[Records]
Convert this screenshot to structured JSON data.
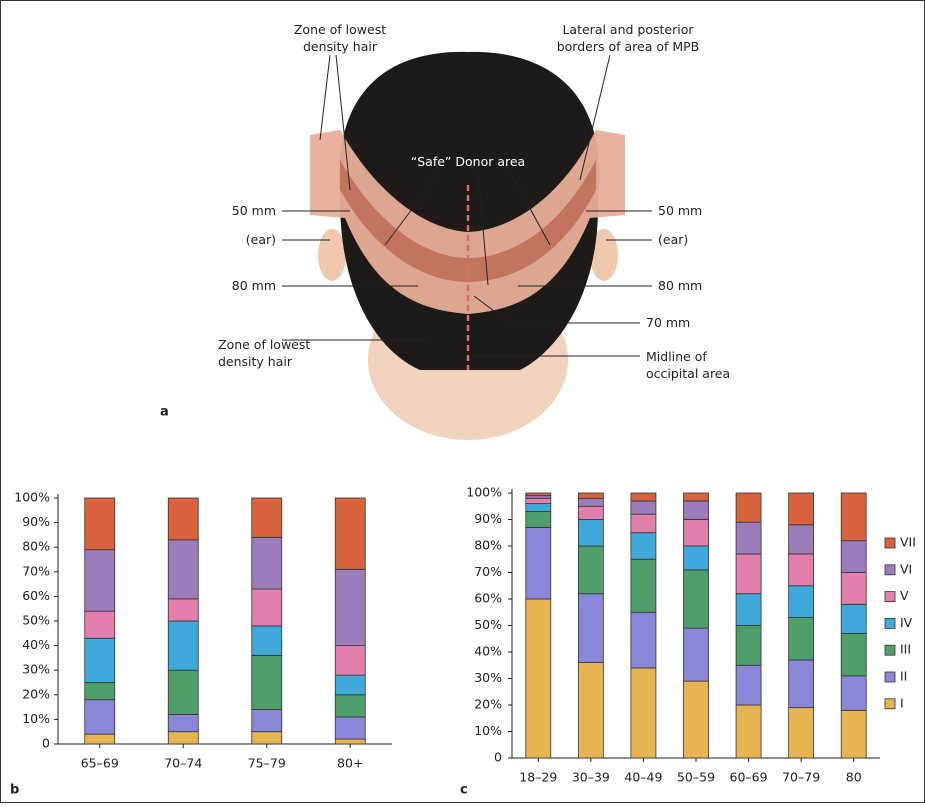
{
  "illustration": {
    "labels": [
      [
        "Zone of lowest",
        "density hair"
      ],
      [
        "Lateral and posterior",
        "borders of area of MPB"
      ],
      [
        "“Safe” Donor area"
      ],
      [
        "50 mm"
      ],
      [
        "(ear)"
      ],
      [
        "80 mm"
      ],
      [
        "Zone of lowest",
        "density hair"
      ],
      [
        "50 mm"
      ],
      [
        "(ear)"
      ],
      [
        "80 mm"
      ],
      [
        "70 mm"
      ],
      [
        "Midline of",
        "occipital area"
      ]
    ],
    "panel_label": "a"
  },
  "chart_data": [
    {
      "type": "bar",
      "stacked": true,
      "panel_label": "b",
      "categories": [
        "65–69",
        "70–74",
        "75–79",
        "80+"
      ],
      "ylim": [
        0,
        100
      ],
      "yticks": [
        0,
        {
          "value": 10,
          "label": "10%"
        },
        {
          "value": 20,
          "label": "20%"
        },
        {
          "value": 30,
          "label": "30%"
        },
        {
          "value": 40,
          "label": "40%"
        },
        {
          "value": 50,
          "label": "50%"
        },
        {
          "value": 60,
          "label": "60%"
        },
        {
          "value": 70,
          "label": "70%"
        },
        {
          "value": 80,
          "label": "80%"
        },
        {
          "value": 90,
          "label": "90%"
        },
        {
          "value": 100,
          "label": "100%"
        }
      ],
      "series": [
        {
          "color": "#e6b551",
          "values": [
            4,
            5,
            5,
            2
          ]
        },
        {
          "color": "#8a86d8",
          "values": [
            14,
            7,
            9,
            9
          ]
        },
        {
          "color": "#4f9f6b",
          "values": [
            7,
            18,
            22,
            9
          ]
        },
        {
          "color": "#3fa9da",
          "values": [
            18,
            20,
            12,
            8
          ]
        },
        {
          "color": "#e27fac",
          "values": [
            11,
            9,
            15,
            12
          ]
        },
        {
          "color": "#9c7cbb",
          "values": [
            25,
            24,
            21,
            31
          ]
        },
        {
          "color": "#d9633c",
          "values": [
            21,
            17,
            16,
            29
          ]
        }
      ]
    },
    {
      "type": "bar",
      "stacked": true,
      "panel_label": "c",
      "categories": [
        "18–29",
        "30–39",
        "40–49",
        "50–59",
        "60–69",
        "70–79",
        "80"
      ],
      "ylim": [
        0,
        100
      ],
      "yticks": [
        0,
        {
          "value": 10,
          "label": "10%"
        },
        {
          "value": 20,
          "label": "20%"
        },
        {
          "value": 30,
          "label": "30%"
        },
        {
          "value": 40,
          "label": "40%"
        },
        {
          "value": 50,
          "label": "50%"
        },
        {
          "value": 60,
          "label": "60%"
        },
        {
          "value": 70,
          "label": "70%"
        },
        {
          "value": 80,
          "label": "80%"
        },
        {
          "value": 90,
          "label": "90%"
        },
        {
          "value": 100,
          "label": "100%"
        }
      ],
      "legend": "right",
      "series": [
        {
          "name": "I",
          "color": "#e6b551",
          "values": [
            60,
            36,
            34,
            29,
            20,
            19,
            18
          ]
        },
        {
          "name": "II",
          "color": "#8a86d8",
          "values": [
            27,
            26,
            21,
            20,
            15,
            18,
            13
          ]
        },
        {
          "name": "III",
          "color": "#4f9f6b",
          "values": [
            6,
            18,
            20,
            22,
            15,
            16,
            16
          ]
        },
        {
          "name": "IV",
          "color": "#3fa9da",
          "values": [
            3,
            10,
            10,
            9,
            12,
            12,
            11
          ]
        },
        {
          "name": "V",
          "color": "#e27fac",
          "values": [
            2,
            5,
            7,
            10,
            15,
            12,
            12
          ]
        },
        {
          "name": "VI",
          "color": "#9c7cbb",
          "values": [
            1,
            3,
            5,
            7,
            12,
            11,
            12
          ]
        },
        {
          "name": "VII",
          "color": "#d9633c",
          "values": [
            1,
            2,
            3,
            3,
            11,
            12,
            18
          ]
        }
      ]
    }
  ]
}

* * *

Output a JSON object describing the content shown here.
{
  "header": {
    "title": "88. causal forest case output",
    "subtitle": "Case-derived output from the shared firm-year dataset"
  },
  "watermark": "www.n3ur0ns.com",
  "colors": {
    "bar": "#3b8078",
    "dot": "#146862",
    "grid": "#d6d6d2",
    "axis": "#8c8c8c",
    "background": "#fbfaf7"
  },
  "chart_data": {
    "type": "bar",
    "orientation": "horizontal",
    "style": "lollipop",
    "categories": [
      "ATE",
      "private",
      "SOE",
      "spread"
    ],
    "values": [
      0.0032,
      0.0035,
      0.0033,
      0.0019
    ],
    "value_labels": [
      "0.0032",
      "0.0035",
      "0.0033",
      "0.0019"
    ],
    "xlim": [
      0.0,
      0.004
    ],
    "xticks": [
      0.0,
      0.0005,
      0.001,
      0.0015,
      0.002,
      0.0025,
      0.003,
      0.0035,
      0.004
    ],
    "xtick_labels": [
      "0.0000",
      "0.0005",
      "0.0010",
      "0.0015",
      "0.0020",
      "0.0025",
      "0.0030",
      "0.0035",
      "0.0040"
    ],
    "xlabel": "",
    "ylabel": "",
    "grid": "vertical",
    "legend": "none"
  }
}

==

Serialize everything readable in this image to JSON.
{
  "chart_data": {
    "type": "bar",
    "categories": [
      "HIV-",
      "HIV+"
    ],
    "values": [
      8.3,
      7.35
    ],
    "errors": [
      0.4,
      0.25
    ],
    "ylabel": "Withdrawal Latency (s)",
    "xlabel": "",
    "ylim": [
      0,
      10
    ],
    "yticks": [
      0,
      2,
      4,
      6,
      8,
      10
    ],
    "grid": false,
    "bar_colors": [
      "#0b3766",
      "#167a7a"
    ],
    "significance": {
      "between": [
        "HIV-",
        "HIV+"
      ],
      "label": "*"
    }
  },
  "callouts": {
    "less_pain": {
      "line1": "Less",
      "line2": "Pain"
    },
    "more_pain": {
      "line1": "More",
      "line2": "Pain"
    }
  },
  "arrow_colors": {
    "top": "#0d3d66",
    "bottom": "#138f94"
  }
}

## WRITTEN PROBLEM
Identify each line holding the string "JSON", and copy it out.

## ANSWER
Convert this screenshot to structured JSON data.
Output a JSON object describing the content shown here.
Serialize everything readable in this image to JSON.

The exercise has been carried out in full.